REQUIRED TASK: Images excluded, repeat each entry below exactly.

--- Begin INFORMATION GIVEN ---

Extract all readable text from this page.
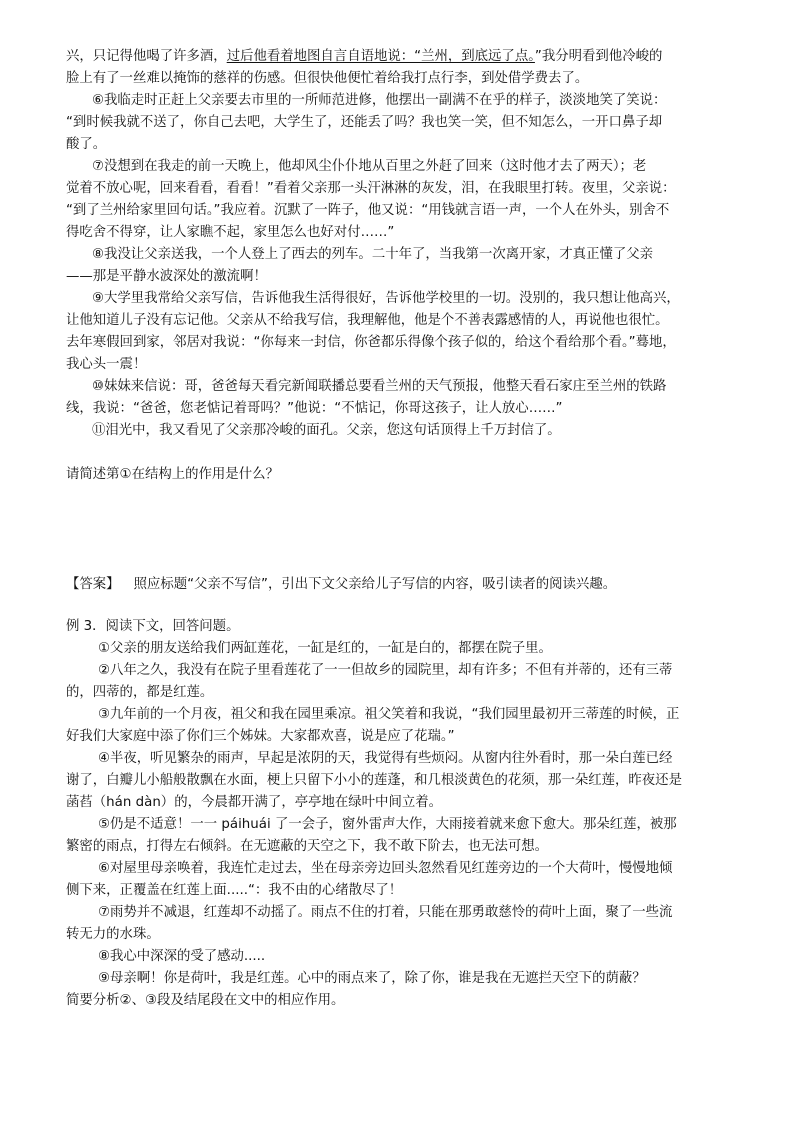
兴，只记得他喝了许多酒，过后他看着地图自言自语地说：“兰州，到底远了点。”我分明看到他冷峻的
脸上有了一丝难以掩饰的慈祥的伤感。但很快他便忙着给我打点行李，到处借学费去了。
⑥我临走时正赶上父亲要去市里的一所师范进修，他摆出一副满不在乎的样子，淡淡地笑了笑说：
“到时候我就不送了，你自己去吧，大学生了，还能丢了吗？我也笑一笑，但不知怎么，一开口鼻子却
酸了。
⑦没想到在我走的前一天晚上，他却风尘仆仆地从百里之外赶了回来（这时他才去了两天）；老
觉着不放心呢，回来看看，看看！”看着父亲那一头汗淋淋的灰发，泪，在我眼里打转。夜里，父亲说：
“到了兰州给家里回句话。”我应着。沉默了一阵子，他又说：“用钱就言语一声，一个人在外头，别舍不
得吃舍不得穿，让人家瞧不起，家里怎么也好对付……”
⑧我没让父亲送我，一个人登上了西去的列车。二十年了，当我第一次离开家，才真正懂了父亲
——那是平静水波深处的激流啊！
⑨大学里我常给父亲写信，告诉他我生活得很好，告诉他学校里的一切。没别的，我只想让他高兴，
让他知道儿子没有忘记他。父亲从不给我写信，我理解他，他是个不善表露感情的人，再说他也很忙。
去年寒假回到家，邻居对我说：“你每来一封信，你爸都乐得像个孩子似的，给这个看给那个看。”蓦地，
我心头一震！
⑩妹妹来信说：哥，爸爸每天看完新闻联播总要看兰州的天气预报，他整天看石家庄至兰州的铁路
线，我说：“爸爸，您老惦记着哥吗？”他说：“不惦记，你哥这孩子，让人放心……”
⑪泪光中，我又看见了父亲那冷峻的面孔。父亲，您这句话顶得上千万封信了。
请简述第①在结构上的作用是什么？
【答案】 照应标题“父亲不写信”，引出下文父亲给儿子写信的内容，吸引读者的阅读兴趣。
例 3．阅读下文，回答问题。
①父亲的朋友送给我们两缸莲花，一缸是红的，一缸是白的，都摆在院子里。
②八年之久，我没有在院子里看莲花了一一但故乡的园院里，却有许多；不但有并蒂的，还有三蒂
的，四蒂的，都是红莲。
③九年前的一个月夜，祖父和我在园里乘凉。祖父笑着和我说，“我们园里最初开三蒂莲的时候，正
好我们大家庭中添了你们三个姊妹。大家都欢喜，说是应了花瑞。”
④半夜，听见繁杂的雨声，早起是浓阴的天，我觉得有些烦闷。从窗内往外看时，那一朵白莲已经
谢了，白瓣儿小船般散飘在水面，梗上只留下小小的莲蓬，和几根淡黄色的花须，那一朵红莲，昨夜还是
菡萏（hán dàn）的，今晨都开满了，亭亭地在绿叶中间立着。
⑤仍是不适意！一一 páihuái 了一会子，窗外雷声大作，大雨接着就来愈下愈大。那朵红莲，被那
繁密的雨点，打得左右倾斜。在无遮蔽的天空之下，我不敢下阶去，也无法可想。
⑥对屋里母亲唤着，我连忙走过去，坐在母亲旁边回头忽然看见红莲旁边的一个大荷叶，慢慢地倾
侧下来，正覆盖在红莲上面.....“：我不由的心绪散尽了！
⑦雨势并不减退，红莲却不动摇了。雨点不住的打着，只能在那勇敢慈怜的荷叶上面，聚了一些流
转无力的水珠。
⑧我心中深深的受了感动.....
⑨母亲啊！你是荷叶，我是红莲。心中的雨点来了，除了你，谁是我在无遮拦天空下的荫蔽？
简要分析②、③段及结尾段在文中的相应作用。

--- End INFORMATION GIVEN ---

OUTPUT FOR THIS EXERCISE:
Extract all readable text from this page.
兴，只记得他喝了许多酒，过后他看着地图自言自语地说：“兰州，到底远了点。”我分明看到他冷峻的
脸上有了一丝难以掩饰的慈祥的伤感。但很快他便忙着给我打点行李，到处借学费去了。
⑥我临走时正赶上父亲要去市里的一所师范进修，他摆出一副满不在乎的样子，淡淡地笑了笑说：
“到时候我就不送了，你自己去吧，大学生了，还能丢了吗？我也笑一笑，但不知怎么，一开口鼻子却
酸了。
⑦没想到在我走的前一天晚上，他却风尘仆仆地从百里之外赶了回来（这时他才去了两天）；老
觉着不放心呢，回来看看，看看！”看着父亲那一头汗淋淋的灰发，泪，在我眼里打转。夜里，父亲说：
“到了兰州给家里回句话。”我应着。沉默了一阵子，他又说：“用钱就言语一声，一个人在外头，别舍不
得吃舍不得穿，让人家瞧不起，家里怎么也好对付……”
⑧我没让父亲送我，一个人登上了西去的列车。二十年了，当我第一次离开家，才真正懂了父亲
——那是平静水波深处的激流啊！
⑨大学里我常给父亲写信，告诉他我生活得很好，告诉他学校里的一切。没别的，我只想让他高兴，
让他知道儿子没有忘记他。父亲从不给我写信，我理解他，他是个不善表露感情的人，再说他也很忙。
去年寒假回到家，邻居对我说：“你每来一封信，你爸都乐得像个孩子似的，给这个看给那个看。”蓦地，
我心头一震！
⑩妹妹来信说：哥，爸爸每天看完新闻联播总要看兰州的天气预报，他整天看石家庄至兰州的铁路
线，我说：“爸爸，您老惦记着哥吗？”他说：“不惦记，你哥这孩子，让人放心……”
⑪泪光中，我又看见了父亲那冷峻的面孔。父亲，您这句话顶得上千万封信了。
请简述第①在结构上的作用是什么？
【答案】 照应标题“父亲不写信”，引出下文父亲给儿子写信的内容，吸引读者的阅读兴趣。
例 3．阅读下文，回答问题。
①父亲的朋友送给我们两缸莲花，一缸是红的，一缸是白的，都摆在院子里。
②八年之久，我没有在院子里看莲花了一一但故乡的园院里，却有许多；不但有并蒂的，还有三蒂
的，四蒂的，都是红莲。
③九年前的一个月夜，祖父和我在园里乘凉。祖父笑着和我说，“我们园里最初开三蒂莲的时候，正
好我们大家庭中添了你们三个姊妹。大家都欢喜，说是应了花瑞。”
④半夜，听见繁杂的雨声，早起是浓阴的天，我觉得有些烦闷。从窗内往外看时，那一朵白莲已经
谢了，白瓣儿小船般散飘在水面，梗上只留下小小的莲蓬，和几根淡黄色的花须，那一朵红莲，昨夜还是
菡萏（hán dàn）的，今晨都开满了，亭亭地在绿叶中间立着。
⑤仍是不适意！一一 páihuái 了一会子，窗外雷声大作，大雨接着就来愈下愈大。那朵红莲，被那
繁密的雨点，打得左右倾斜。在无遮蔽的天空之下，我不敢下阶去，也无法可想。
⑥对屋里母亲唤着，我连忙走过去，坐在母亲旁边回头忽然看见红莲旁边的一个大荷叶，慢慢地倾
侧下来，正覆盖在红莲上面.....“：我不由的心绪散尽了！
⑦雨势并不减退，红莲却不动摇了。雨点不住的打着，只能在那勇敢慈怜的荷叶上面，聚了一些流
转无力的水珠。
⑧我心中深深的受了感动.....
⑨母亲啊！你是荷叶，我是红莲。心中的雨点来了，除了你，谁是我在无遮拦天空下的荫蔽？
简要分析②、③段及结尾段在文中的相应作用。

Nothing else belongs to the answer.